**Work to do**
Go through the data below and copy it exactly, skipping every picture.

Saved data entries:
######

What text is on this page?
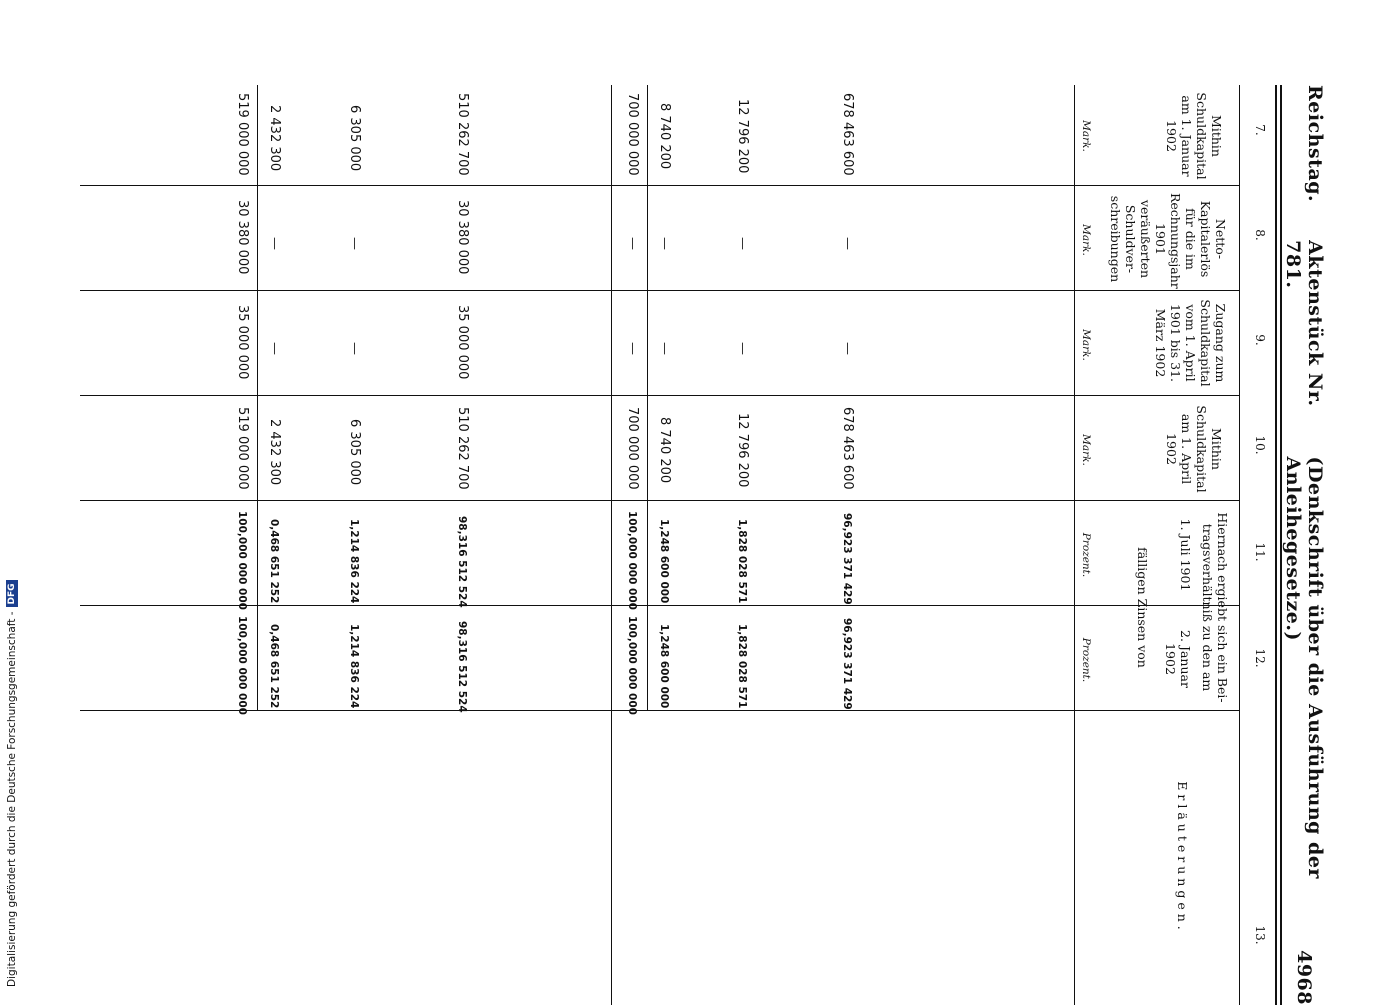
Reichstag.
Aktenstück Nr. 781.
(Denkschrift über die Ausführung der Anleihegesetze.)
4968
7.
8.
9.
10.
11.
12.
13.
Mithin Schuldkapital am 1. Januar 1902
Netto-Kapitalerlös für die im Rechnungsjahr 1901 veräußerten Schuldver-schreibungen
Zugang zum Schuldkapital vom 1. April 1901 bis 31. März 1902
Mithin Schuldkapital am 1. April 1902
Hiernach ergiebt sich ein Bei-tragsverhältniß zu den am
1. Juli 1901
2. Januar 1902
fälligen Zinsen von
Erläuterungen.
Mark.
Mark.
Mark.
Mark.
Prozent.
Prozent.
678 463 600
—
—
678 463 600
96,923 371 429
96,923 371 429
12 796 200
—
—
12 796 200
1,828 028 571
1,828 028 571
8 740 200
—
—
8 740 200
1,248 600 000
1,248 600 000
700 000 000
—
—
700 000 000
100,000 000 000
100,000 000 000
510 262 700
30 380 000
35 000 000
510 262 700
98,316 512 524
98,316 512 524
6 305 000
—
—
6 305 000
1,214 836 224
1,214 836 224
2 432 300
—
—
2 432 300
0,468 651 252
0,468 651 252
519 000 000
30 380 000
35 000 000
519 000 000
100,000 000 000
100,000 000 000
Digitalisierung gefördert durch die Deutsche Forschungsgemeinschaft -
DFG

######

**Worked solution**
What text is on this page?
Reichstag.
Aktenstück Nr. 781.
(Denkschrift über die Ausführung der Anleihegesetze.)
4968
7.
8.
9.
10.
11.
12.
13.
Mithin Schuldkapital am 1. Januar 1902
Netto-Kapitalerlös für die im Rechnungsjahr 1901 veräußerten Schuldver-schreibungen
Zugang zum Schuldkapital vom 1. April 1901 bis 31. März 1902
Mithin Schuldkapital am 1. April 1902
Hiernach ergiebt sich ein Bei-tragsverhältniß zu den am
1. Juli 1901
2. Januar 1902
fälligen Zinsen von
Erläuterungen.
Mark.
Mark.
Mark.
Mark.
Prozent.
Prozent.
678 463 600
—
—
678 463 600
96,923 371 429
96,923 371 429
12 796 200
—
—
12 796 200
1,828 028 571
1,828 028 571
8 740 200
—
—
8 740 200
1,248 600 000
1,248 600 000
700 000 000
—
—
700 000 000
100,000 000 000
100,000 000 000
510 262 700
30 380 000
35 000 000
510 262 700
98,316 512 524
98,316 512 524
6 305 000
—
—
6 305 000
1,214 836 224
1,214 836 224
2 432 300
—
—
2 432 300
0,468 651 252
0,468 651 252
519 000 000
30 380 000
35 000 000
519 000 000
100,000 000 000
100,000 000 000
Digitalisierung gefördert durch die Deutsche Forschungsgemeinschaft -
DFG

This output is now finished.